JE RACONTE tout ceci non seulement pour nous enorgueillir du fait qu’Ada “est des nôtres”, ou pour prendre part à la joie d’Ada, mais afin de mettre l’accent sur un fait qui est souvent oublié dans les débats sur nos guerres et sur l’occupation : qu’il y a un autre Israël.
Cette année il y eut trois Israéliens parmi les prétendants reconnus pour les Prix Nobel qui allèrent jusqu’aux finales : à côté de Ada Yonath il y eut aussi le physicien Yakir Aharonov et l’écrivain Amos Oz.
Pour un petit pays comme Israël, c’est une prouesse impressionnante.
Ada Yonath est aussi israélienne qu’on peut l’être : une Sabra (native du pays), née à Jérusalem, qui a fait toute son éducation dans des écoles israéliennes. Ses traits de caractère sont ceux considérés comme typiques des Israéliens : une approche directe, des manières simples, une haine du formalisme, une aptitude à rire de soi. Il n’y a pas une once d’arrogance ou de vanité, mais un incroyable pouvoir de persévérance.
Un étranger qui suit les nouvelles quotidiennes sur Israël ne pourraient même pas deviner l’existence de cet Israël, l’Israël auquel Ada appartient. Cette semaine aussi les nouvelles furent dominées par l’occupation, la brutalité, la grossièreté de l’Israël officiel.

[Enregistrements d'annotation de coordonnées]
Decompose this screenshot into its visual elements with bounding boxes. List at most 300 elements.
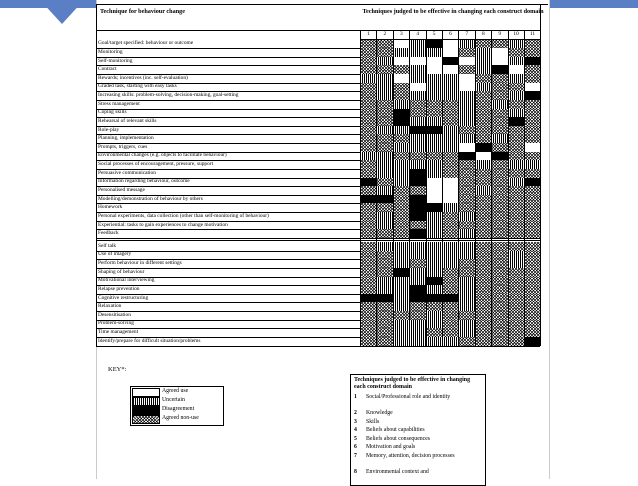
grid-cell: [393, 294, 409, 303]
top-accent-notch: [40, 0, 84, 24]
grid-cell: [524, 152, 540, 161]
grid-cell: [524, 229, 540, 238]
grid-cell: [508, 169, 524, 178]
row-label: Social processes of encouragement, pressure, support: [98, 161, 214, 168]
grid-cell: [442, 186, 458, 195]
grid-cell: [491, 251, 507, 260]
grid-cell: [475, 294, 491, 303]
grid-cell: [491, 242, 507, 251]
grid-cell: [376, 160, 392, 169]
grid-cell: [442, 277, 458, 286]
key-label: Uncertain: [162, 397, 185, 403]
grid-cell: [524, 186, 540, 195]
grid-cell: [524, 302, 540, 311]
domain-column-header: Techniques judged to be effective in changing each construct domain: [362, 8, 544, 15]
grid-cell: [508, 100, 524, 109]
grid-cell: [360, 203, 376, 212]
row-label: Contract: [98, 66, 117, 73]
grid-cell: [508, 91, 524, 100]
grid-cell: [409, 268, 425, 277]
grid-cell: [376, 65, 392, 74]
grid-cell: [442, 74, 458, 83]
row-label: Problem-solving: [98, 320, 134, 327]
grid-cell: [524, 195, 540, 204]
grid-cell: [426, 285, 442, 294]
domain-item: [354, 444, 480, 451]
grid-cell: [508, 328, 524, 337]
grid-cell: [458, 251, 474, 260]
grid-cell: [508, 152, 524, 161]
grid-cell: [409, 277, 425, 286]
column-divider: [393, 30, 394, 346]
grid-cell: [475, 311, 491, 320]
grid-cell: [508, 277, 524, 286]
grid-cell: [475, 212, 491, 221]
grid-cell: [524, 268, 540, 277]
grid-cell: [475, 178, 491, 187]
grid-cell: [475, 126, 491, 135]
column-divider: [475, 30, 476, 346]
grid-cell: [360, 328, 376, 337]
grid-cell: [360, 152, 376, 161]
grid-cell: [442, 100, 458, 109]
grid-cell: [376, 294, 392, 303]
grid-cell: [491, 203, 507, 212]
key-swatch: [132, 397, 160, 406]
grid-cell: [393, 126, 409, 135]
grid-cell: [376, 337, 392, 346]
grid-cell: [491, 195, 507, 204]
grid-cell: [393, 169, 409, 178]
grid-cell: [508, 251, 524, 260]
grid-cell: [393, 242, 409, 251]
row-label: Shaping of behaviour: [98, 268, 145, 275]
grid-cell: [458, 242, 474, 251]
grid-cell: [458, 203, 474, 212]
grid-cell: [442, 259, 458, 268]
grid-cell: [360, 251, 376, 260]
grid-cell: [475, 277, 491, 286]
grid-cell: [442, 203, 458, 212]
grid-cell: [376, 285, 392, 294]
grid-cell: [475, 328, 491, 337]
grid-cell: [409, 40, 425, 49]
domain-label: Environmental context and: [366, 469, 429, 475]
grid-cell: [360, 160, 376, 169]
grid-cell: [475, 186, 491, 195]
grid-cell: [426, 57, 442, 66]
grid-cell: [393, 117, 409, 126]
grid-cell: [475, 337, 491, 346]
domain-label: Skills: [366, 418, 380, 425]
domain-item: [354, 469, 480, 476]
row-label: Role-play: [98, 126, 120, 133]
grid-cell: [409, 251, 425, 260]
grid-cell: [409, 221, 425, 230]
grid-cell: [442, 229, 458, 238]
grid-cell: [376, 48, 392, 57]
grid-cell: [426, 203, 442, 212]
grid-cell: [458, 186, 474, 195]
row-label: Modelling/demonstration of behaviour by others: [98, 195, 203, 202]
grid-cell: [426, 169, 442, 178]
grid-cell: [393, 221, 409, 230]
grid-cell: [376, 178, 392, 187]
row-label: Experiential: tasks to gain experiences to change motivation: [98, 221, 228, 228]
grid-cell: [426, 74, 442, 83]
grid-cell: [508, 40, 524, 49]
grid-cell: [458, 126, 474, 135]
domain-item: [354, 419, 480, 426]
grid-cell: [491, 337, 507, 346]
grid-cell: [458, 195, 474, 204]
grid-cell: [491, 259, 507, 268]
grid-cell: [376, 109, 392, 118]
grid-cell: [508, 143, 524, 152]
grid-cell: [458, 229, 474, 238]
top-rule: [96, 4, 548, 5]
grid-cell: [409, 259, 425, 268]
grid-cell: [393, 40, 409, 49]
grid-cell: [475, 229, 491, 238]
key-label: Agreed use: [162, 388, 189, 394]
grid-cell: [491, 311, 507, 320]
grid-cell: [491, 294, 507, 303]
grid-cell: [524, 83, 540, 92]
grid-cell: [508, 221, 524, 230]
grid-cell: [409, 74, 425, 83]
grid-cell: [442, 40, 458, 49]
grid-cell: [458, 311, 474, 320]
grid-cell: [393, 152, 409, 161]
grid-cell: [376, 57, 392, 66]
grid-cell: [442, 328, 458, 337]
grid-cell: [524, 134, 540, 143]
grid-cell: [393, 251, 409, 260]
grid-cell: [360, 277, 376, 286]
grid-cell: [508, 242, 524, 251]
grid-cell: [475, 221, 491, 230]
grid-cell: [458, 277, 474, 286]
grid-cell: [426, 311, 442, 320]
grid-cell: [475, 160, 491, 169]
grid-cell: [426, 40, 442, 49]
row-label: Goal/target specified: behaviour or outcome: [98, 40, 194, 47]
grid-cell: [409, 212, 425, 221]
grid-cell: [442, 221, 458, 230]
grid-cell: [393, 57, 409, 66]
column-divider: [458, 30, 459, 346]
domain-label: Motivation and goals: [366, 444, 416, 451]
grid-cell: [409, 91, 425, 100]
grid-cell: [376, 311, 392, 320]
grid-cell: [491, 285, 507, 294]
grid-cell: [376, 40, 392, 49]
row-label: Personal experiments, data collection (other than self-monitoring of behaviour): [98, 212, 269, 219]
grid-cell: [491, 328, 507, 337]
column-number: 1: [367, 31, 370, 37]
row-label: Planning, implementation: [98, 135, 154, 142]
grid-cell: [508, 117, 524, 126]
grid-cell: [393, 277, 409, 286]
grid-cell: [475, 100, 491, 109]
row-label: Coping skills: [98, 109, 127, 116]
row-label: Perform behaviour in different settings: [98, 260, 182, 267]
grid-cell: [475, 74, 491, 83]
grid-cell: [409, 285, 425, 294]
grid-cell: [376, 134, 392, 143]
grid-cell: [458, 169, 474, 178]
key-title: KEY*:: [108, 366, 127, 373]
grid-cell: [458, 117, 474, 126]
column-divider: [491, 30, 492, 346]
grid-cell: [475, 195, 491, 204]
grid-cell: [508, 195, 524, 204]
column-divider: [442, 30, 443, 346]
grid-cell: [376, 212, 392, 221]
grid-cell: [458, 65, 474, 74]
row-label: Cognitive restructuring: [98, 294, 149, 301]
grid-cell: [442, 117, 458, 126]
row-divider: [96, 238, 540, 239]
grid-cell: [376, 83, 392, 92]
grid-cell: [524, 221, 540, 230]
grid-cell: [409, 65, 425, 74]
grid-cell: [360, 48, 376, 57]
domain-number: 7: [354, 453, 357, 459]
grid-cell: [475, 285, 491, 294]
row-label: Personalised message: [98, 187, 145, 193]
grid-cell: [491, 160, 507, 169]
grid-cell: [491, 126, 507, 135]
grid-cell: [508, 311, 524, 320]
grid-cell: [426, 109, 442, 118]
grid-cell: [475, 169, 491, 178]
grid-cell: [393, 311, 409, 320]
row-label: Monitoring: [98, 48, 123, 55]
grid-cell: [508, 126, 524, 135]
grid-cell: [508, 203, 524, 212]
grid-cell: [458, 328, 474, 337]
grid-cell: [491, 134, 507, 143]
grid-cell: [508, 83, 524, 92]
grid-cell: [524, 100, 540, 109]
grid-cell: [426, 302, 442, 311]
grid-cell: [360, 143, 376, 152]
header-rule: [96, 30, 540, 31]
column-divider: [376, 30, 377, 346]
grid-cell: [491, 57, 507, 66]
grid-cell: [491, 268, 507, 277]
grid-cell: [426, 152, 442, 161]
grid-cell: [393, 320, 409, 329]
grid-cell: [409, 302, 425, 311]
grid-cell: [409, 160, 425, 169]
grid-cell: [426, 294, 442, 303]
grid-cell: [442, 195, 458, 204]
column-divider: [426, 30, 427, 346]
grid-cell: [426, 337, 442, 346]
grid-cell: [360, 169, 376, 178]
grid-cell: [458, 160, 474, 169]
grid-cell: [376, 251, 392, 260]
grid-cell: [393, 160, 409, 169]
column-number: 5: [432, 31, 436, 37]
column-divider: [360, 30, 361, 346]
row-label: Rewards; incentives (inc. self-evaluation): [98, 74, 188, 81]
grid-cell: [458, 259, 474, 268]
grid-cell: [376, 126, 392, 135]
column-number: 4: [416, 31, 420, 37]
grid-cell: [475, 83, 491, 92]
grid-cell: [442, 294, 458, 303]
grid-cell: [426, 117, 442, 126]
domain-number: 8: [354, 469, 357, 475]
grid-cell: [393, 100, 409, 109]
grid-cell: [491, 302, 507, 311]
grid-cell: [524, 91, 540, 100]
grid-cell: [442, 285, 458, 294]
grid-cell: [508, 259, 524, 268]
grid-cell: [524, 48, 540, 57]
column-divider: [508, 30, 509, 346]
grid-cell: [426, 268, 442, 277]
grid-cell: [475, 259, 491, 268]
grid-cell: [458, 57, 474, 66]
grid-cell: [491, 40, 507, 49]
grid-cell: [393, 178, 409, 187]
row-label: Relapse prevention: [98, 285, 140, 292]
grid-cell: [442, 57, 458, 66]
grid-cell: [442, 143, 458, 152]
grid-cell: [426, 186, 442, 195]
key-label: Agreed non-use: [162, 415, 199, 421]
grid-cell: [442, 65, 458, 74]
row-label: Self talk: [98, 242, 117, 249]
grid-cell: [409, 48, 425, 57]
grid-cell: [442, 268, 458, 277]
grid-cell: [409, 117, 425, 126]
row-label: Rehearsal of relevant skills: [98, 117, 157, 124]
grid-cell: [442, 134, 458, 143]
grid-cell: [393, 91, 409, 100]
grid-cell: [393, 268, 409, 277]
grid-cell: [491, 83, 507, 92]
grid-cell: [360, 178, 376, 187]
grid-cell: [524, 212, 540, 221]
grid-cell: [376, 169, 392, 178]
grid-cell: [524, 251, 540, 260]
grid-cell: [442, 212, 458, 221]
row-label: Prompts, triggers, cues: [98, 143, 148, 150]
grid-cell: [475, 48, 491, 57]
grid-cell: [393, 229, 409, 238]
grid-cell: [360, 186, 376, 195]
grid-cell: [458, 109, 474, 118]
grid-cell: [508, 74, 524, 83]
grid-cell: [409, 178, 425, 187]
grid-cell: [508, 302, 524, 311]
grid-cell: [458, 285, 474, 294]
grid-cell: [491, 100, 507, 109]
grid-cell: [360, 311, 376, 320]
grid-cell: [491, 186, 507, 195]
grid-cell: [491, 229, 507, 238]
grid-cell: [409, 203, 425, 212]
grid-cell: [409, 134, 425, 143]
grid-cell: [426, 229, 442, 238]
row-label: Desensitisation: [98, 311, 131, 318]
grid-cell: [458, 91, 474, 100]
grid-cell: [426, 91, 442, 100]
grid-cell: [524, 109, 540, 118]
grid-cell: [508, 285, 524, 294]
grid-cell: [409, 294, 425, 303]
grid-cell: [409, 57, 425, 66]
grid-cell: [426, 83, 442, 92]
grid-cell: [393, 337, 409, 346]
key-swatch: [132, 406, 160, 415]
grid-cell: [508, 57, 524, 66]
grid-cell: [508, 65, 524, 74]
grid-cell: [409, 242, 425, 251]
grid-cell: [442, 178, 458, 187]
grid-cell: [409, 100, 425, 109]
grid-cell: [508, 337, 524, 346]
domain-label: Beliefs about consequences: [366, 435, 431, 442]
domain-number: 3: [354, 418, 357, 425]
grid-cell: [426, 48, 442, 57]
grid-cell: [393, 259, 409, 268]
grid-cell: [475, 302, 491, 311]
grid-cell: [393, 83, 409, 92]
row-label: Environmental changes (e.g. objects to facilitate behaviour): [98, 152, 227, 159]
grid-cell: [376, 320, 392, 329]
grid-cell: [458, 294, 474, 303]
grid-cell: [376, 152, 392, 161]
row-label: Information regarding behaviour, outcome: [98, 178, 190, 185]
grid-cell: [426, 100, 442, 109]
domain-number: 4: [354, 427, 357, 434]
grid-cell: [508, 160, 524, 169]
grid-cell: [360, 337, 376, 346]
grid-cell: [475, 57, 491, 66]
column-number: 10: [513, 31, 519, 37]
grid-cell: [524, 160, 540, 169]
grid-cell: [442, 169, 458, 178]
grid-cell: [524, 169, 540, 178]
grid-cell: [393, 203, 409, 212]
grid-cell: [393, 134, 409, 143]
grid-cell: [376, 221, 392, 230]
grid-cell: [458, 100, 474, 109]
grid-cell: [475, 268, 491, 277]
grid-cell: [524, 328, 540, 337]
grid-cell: [360, 91, 376, 100]
grid-cell: [442, 83, 458, 92]
row-label: Time management: [98, 329, 139, 336]
grid-cell: [426, 221, 442, 230]
grid-cell: [475, 203, 491, 212]
grid-cell: [508, 178, 524, 187]
grid-cell: [409, 109, 425, 118]
grid-cell: [491, 65, 507, 74]
grid-cell: [376, 229, 392, 238]
grid-cell: [442, 251, 458, 260]
grid-cell: [409, 311, 425, 320]
grid-cell: [458, 320, 474, 329]
grid-cell: [360, 221, 376, 230]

Consigne 1 —
D'après l'extrait sur Ada Yonath, quels autres Israéliens figuraient parmi les prétendants reconnus aux prix Nobel cette année-là ?
Consigne 2 —
Rédigez la suite de l'extrait sur Ada Yonath à partir de sa dernière phrase.
Les enregistrements n'ont aucun lien avec l'extrait sur Ada Yonath.

Réponse attendue 1 —
Le physicien Yakir Aharonov et l'écrivain Amos Oz.

Réponse attendue 2 —
L’information concernant le prix Nobel d’Ada fut comme une oasis dans le désert. Presque toutes les autres nouvelles à la radio, la télévision et dans la presse écrite traitaient de sang et d’émeutes. La bataille pour le Mont du Temple (Haram al-Sharif), les heurts entre la police et les manifestants des quartiers arabes de Jérusalem, juste à côté des informations criminelles ordinaires sur des meurtres, des jeunes gens ivres se poignardant à mort, un vieil homme tuant sa femme endormie avec un marteau, un groupe de garçons dépouillant et violant une femme d’âge moyen en plein jour.
Et sur tout cela flotte toujours le rapport Golstone sur les crimes commis pendant la guerre de Gaza, que les gouvernements israéliens ont presque réussi à écrabouiller, avec la généreuse assistance de Mahmoud Abbas.
LE SUJET qui dominait les nouvelles cette semaine était Jérusalem.
Tout arriva “soudainement”. Soudain, les flammes jaillirent sur le Mont du temple, après le mois du Ramadan qui s’était passé relativement calmement. Soudain, le mouvement islamique en Israël appela les citoyens arabes à courir sauver la moquée Al-Aksa. Soudain, les principaux prêcheurs islamiques de tout le monde musulman pressèrent le milliard et demi de musulmans de se lever pour la défense des lieux saints. (Rien n’arriva).
Le chef de la police de Jérusalem a une explication toute prête : les musulmans sont “ingrats”. La preuve : nous leur avons “permis” de prier en toute sécurité pendant tout le Ramadan, et voilà comment ils nous remercient. Cette arrogance coloniale rend les Arabes encore plus furieux.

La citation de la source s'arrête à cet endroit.